* [The task]
Repeat the listing word for word. No pictures belong in the copy.

* [Data for this task]
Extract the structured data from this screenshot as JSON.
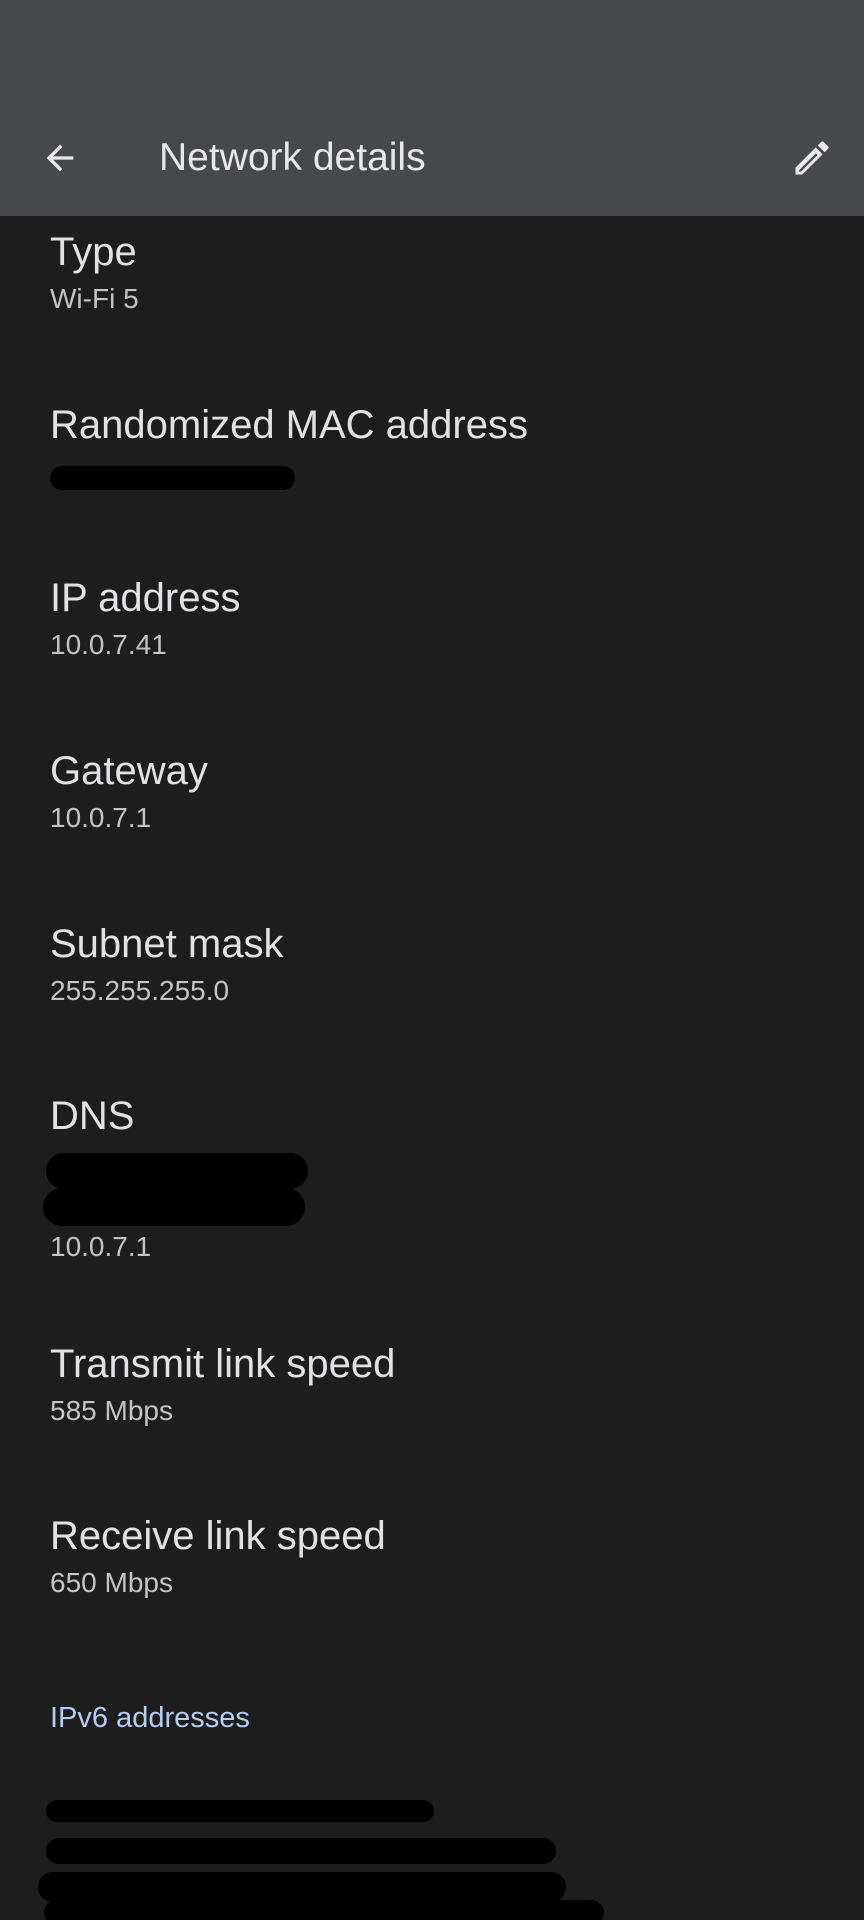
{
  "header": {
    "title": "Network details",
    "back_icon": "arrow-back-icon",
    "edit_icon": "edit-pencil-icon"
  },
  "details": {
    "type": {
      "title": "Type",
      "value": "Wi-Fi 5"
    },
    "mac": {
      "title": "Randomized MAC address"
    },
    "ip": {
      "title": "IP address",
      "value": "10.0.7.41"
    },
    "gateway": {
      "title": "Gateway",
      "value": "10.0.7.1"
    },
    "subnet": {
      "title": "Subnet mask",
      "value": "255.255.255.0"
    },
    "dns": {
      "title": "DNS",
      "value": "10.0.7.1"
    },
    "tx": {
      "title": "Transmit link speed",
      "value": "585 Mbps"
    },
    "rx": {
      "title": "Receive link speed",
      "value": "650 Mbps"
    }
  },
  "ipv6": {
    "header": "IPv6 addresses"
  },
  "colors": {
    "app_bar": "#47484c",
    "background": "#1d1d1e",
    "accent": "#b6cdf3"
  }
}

* [Solution to this exercise]
Extract the structured data from this screenshot as JSON.
{
  "header": {
    "title": "Network details",
    "back_icon": "arrow-back-icon",
    "edit_icon": "edit-pencil-icon"
  },
  "details": {
    "type": {
      "title": "Type",
      "value": "Wi-Fi 5"
    },
    "mac": {
      "title": "Randomized MAC address"
    },
    "ip": {
      "title": "IP address",
      "value": "10.0.7.41"
    },
    "gateway": {
      "title": "Gateway",
      "value": "10.0.7.1"
    },
    "subnet": {
      "title": "Subnet mask",
      "value": "255.255.255.0"
    },
    "dns": {
      "title": "DNS",
      "value": "10.0.7.1"
    },
    "tx": {
      "title": "Transmit link speed",
      "value": "585 Mbps"
    },
    "rx": {
      "title": "Receive link speed",
      "value": "650 Mbps"
    }
  },
  "ipv6": {
    "header": "IPv6 addresses"
  },
  "colors": {
    "app_bar": "#47484c",
    "background": "#1d1d1e",
    "accent": "#b6cdf3"
  }
}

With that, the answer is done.